### To be done:
Locate the line that contains "Type out the text in this image." in the data that follows. Copy it and every subsequent line to the end, exactly, excluding pictures.

### Input for this task:
╔══
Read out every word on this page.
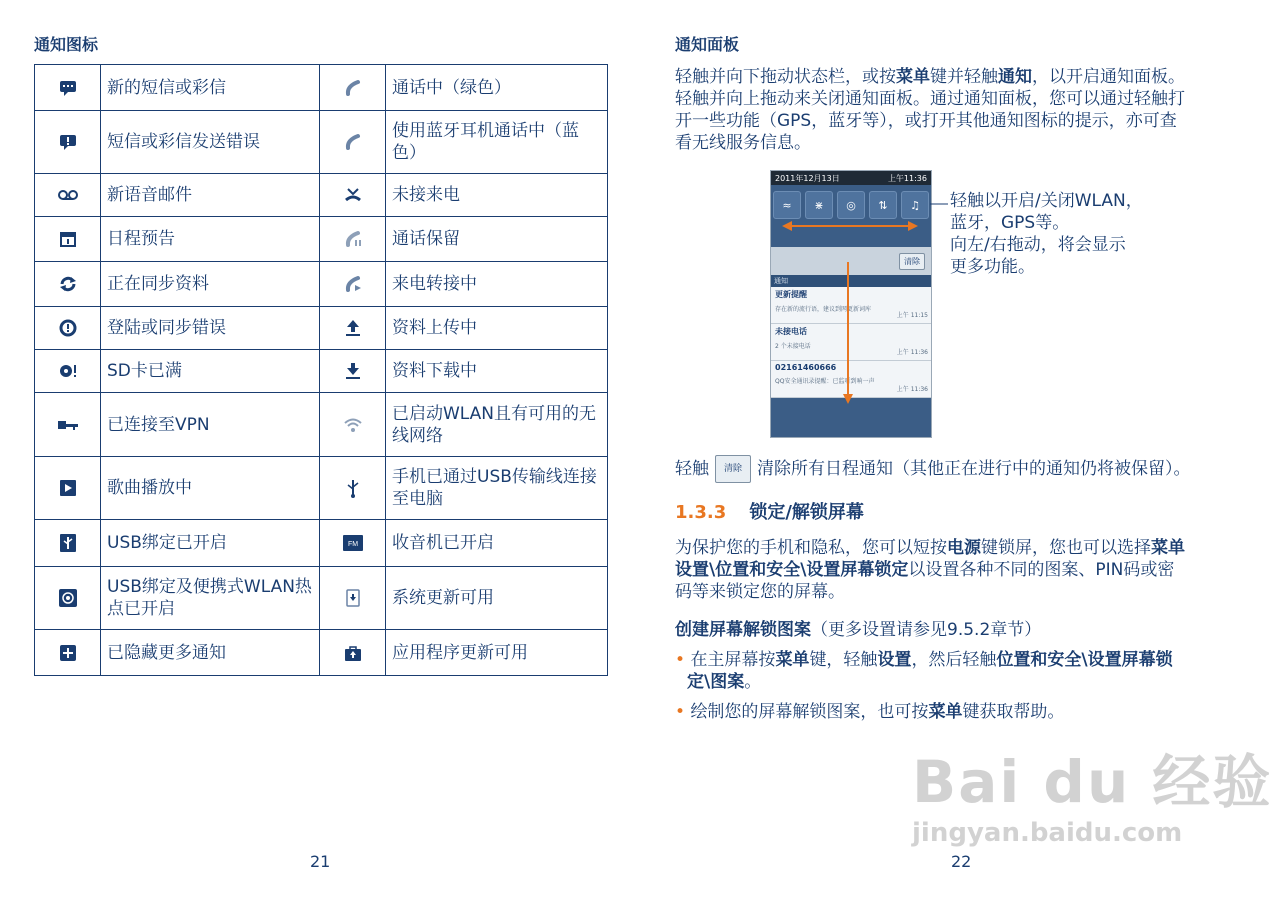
通知图标
	新的短信或彩信		通话中（绿色）

	短信或彩信发送错误		使用蓝牙耳机通话中（蓝色）

	新语音邮件		未接来电

	日程预告		通话保留

	正在同步资料		来电转接中

	登陆或同步错误		资料上传中

	SD卡已满		资料下载中

	已连接至VPN		已启动WLAN且有可用的无线网络

	歌曲播放中		手机已通过USB传输线连接至电脑

	USB绑定已开启	FM	收音机已开启

	USB绑定及便携式WLAN热点已开启		系统更新可用

	已隐藏更多通知		应用程序更新可用
21
通知面板
轻触并向下拖动状态栏，或按菜单键并轻触通知，以开启通知面板。
轻触并向上拖动来关闭通知面板。通过通知面板，您可以通过轻触打
开一些功能（GPS，蓝牙等），或打开其他通知图标的提示，亦可查
看无线服务信息。
2011年12月13日	上午11:36
≈	⋇	◎	⇅	♫
清除
通知
更新提醒
存在新的流行语，建议到网更新词库
上午 11:15
未接电话
2 个未接电话
上午 11:36
02161460666
QQ安全通讯录提醒：已监听到响一声
上午 11:36
轻触以开启/关闭WLAN，
蓝牙，GPS等。
向左/右拖动，将会显示
更多功能。
轻触 清除 清除所有日程通知（其他正在进行中的通知仍将被保留）。
1.3.3 锁定/解锁屏幕
为保护您的手机和隐私，您可以短按电源键锁屏，您也可以选择菜单
设置\位置和安全\设置屏幕锁定以设置各种不同的图案、PIN码或密
码等来锁定您的屏幕。
创建屏幕解锁图案（更多设置请参见9.5.2章节）
• 在主屏幕按菜单键，轻触设置，然后轻触位置和安全\设置屏幕锁
定\图案。
• 绘制您的屏幕解锁图案，也可按菜单键获取帮助。
Bai du 经验
jingyan.baidu.com
22
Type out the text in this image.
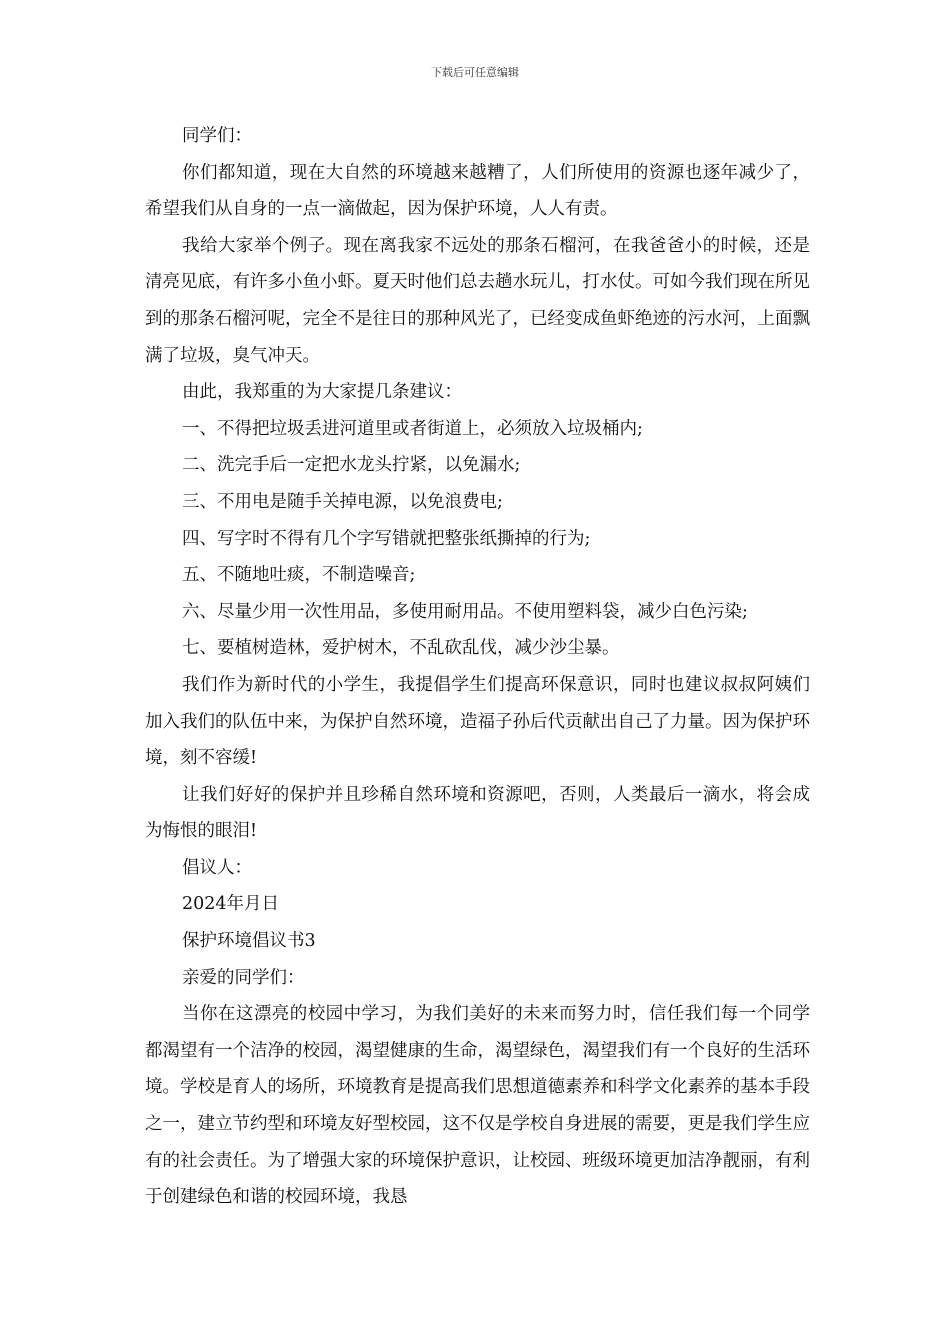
下载后可任意编辑

同学们：

你们都知道，现在大自然的环境越来越糟了，人们所使用的资源也逐年减少了，希望我们从自身的一点一滴做起，因为保护环境，人人有责。

我给大家举个例子。现在离我家不远处的那条石榴河，在我爸爸小的时候，还是清亮见底，有许多小鱼小虾。夏天时他们总去趟水玩儿，打水仗。可如今我们现在所见到的那条石榴河呢，完全不是往日的那种风光了，已经变成鱼虾绝迹的污水河，上面飘满了垃圾，臭气冲天。

由此，我郑重的为大家提几条建议：

一、不得把垃圾丢进河道里或者街道上，必须放入垃圾桶内;

二、洗完手后一定把水龙头拧紧，以免漏水;

三、不用电是随手关掉电源，以免浪费电;

四、写字时不得有几个字写错就把整张纸撕掉的行为;

五、不随地吐痰，不制造噪音;

六、尽量少用一次性用品，多使用耐用品。不使用塑料袋，减少白色污染;

七、要植树造林，爱护树木，不乱砍乱伐，减少沙尘暴。

我们作为新时代的小学生，我提倡学生们提高环保意识，同时也建议叔叔阿姨们加入我们的队伍中来，为保护自然环境，造福子孙后代贡献出自己了力量。因为保护环境，刻不容缓!

让我们好好的保护并且珍稀自然环境和资源吧，否则，人类最后一滴水，将会成为悔恨的眼泪!

倡议人：

2024年月日

保护环境倡议书3

亲爱的同学们：

当你在这漂亮的校园中学习，为我们美好的未来而努力时，信任我们每一个同学都渴望有一个洁净的校园，渴望健康的生命，渴望绿色，渴望我们有一个良好的生活环境。学校是育人的场所，环境教育是提高我们思想道德素养和科学文化素养的基本手段之一，建立节约型和环境友好型校园，这不仅是学校自身进展的需要，更是我们学生应有的社会责任。为了增强大家的环境保护意识，让校园、班级环境更加洁净靓丽，有利于创建绿色和谐的校园环境，我恳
╚══
### Exercise response:
Type out the text in this image.
下载后可任意编辑

同学们：

你们都知道，现在大自然的环境越来越糟了，人们所使用的资源也逐年减少了，希望我们从自身的一点一滴做起，因为保护环境，人人有责。

我给大家举个例子。现在离我家不远处的那条石榴河，在我爸爸小的时候，还是清亮见底，有许多小鱼小虾。夏天时他们总去趟水玩儿，打水仗。可如今我们现在所见到的那条石榴河呢，完全不是往日的那种风光了，已经变成鱼虾绝迹的污水河，上面飘满了垃圾，臭气冲天。

由此，我郑重的为大家提几条建议：

一、不得把垃圾丢进河道里或者街道上，必须放入垃圾桶内;

二、洗完手后一定把水龙头拧紧，以免漏水;

三、不用电是随手关掉电源，以免浪费电;

四、写字时不得有几个字写错就把整张纸撕掉的行为;

五、不随地吐痰，不制造噪音;

六、尽量少用一次性用品，多使用耐用品。不使用塑料袋，减少白色污染;

七、要植树造林，爱护树木，不乱砍乱伐，减少沙尘暴。

我们作为新时代的小学生，我提倡学生们提高环保意识，同时也建议叔叔阿姨们加入我们的队伍中来，为保护自然环境，造福子孙后代贡献出自己了力量。因为保护环境，刻不容缓!

让我们好好的保护并且珍稀自然环境和资源吧，否则，人类最后一滴水，将会成为悔恨的眼泪!

倡议人：

2024年月日

保护环境倡议书3

亲爱的同学们：

当你在这漂亮的校园中学习，为我们美好的未来而努力时，信任我们每一个同学都渴望有一个洁净的校园，渴望健康的生命，渴望绿色，渴望我们有一个良好的生活环境。学校是育人的场所，环境教育是提高我们思想道德素养和科学文化素养的基本手段之一，建立节约型和环境友好型校园，这不仅是学校自身进展的需要，更是我们学生应有的社会责任。为了增强大家的环境保护意识，让校园、班级环境更加洁净靓丽，有利于创建绿色和谐的校园环境，我恳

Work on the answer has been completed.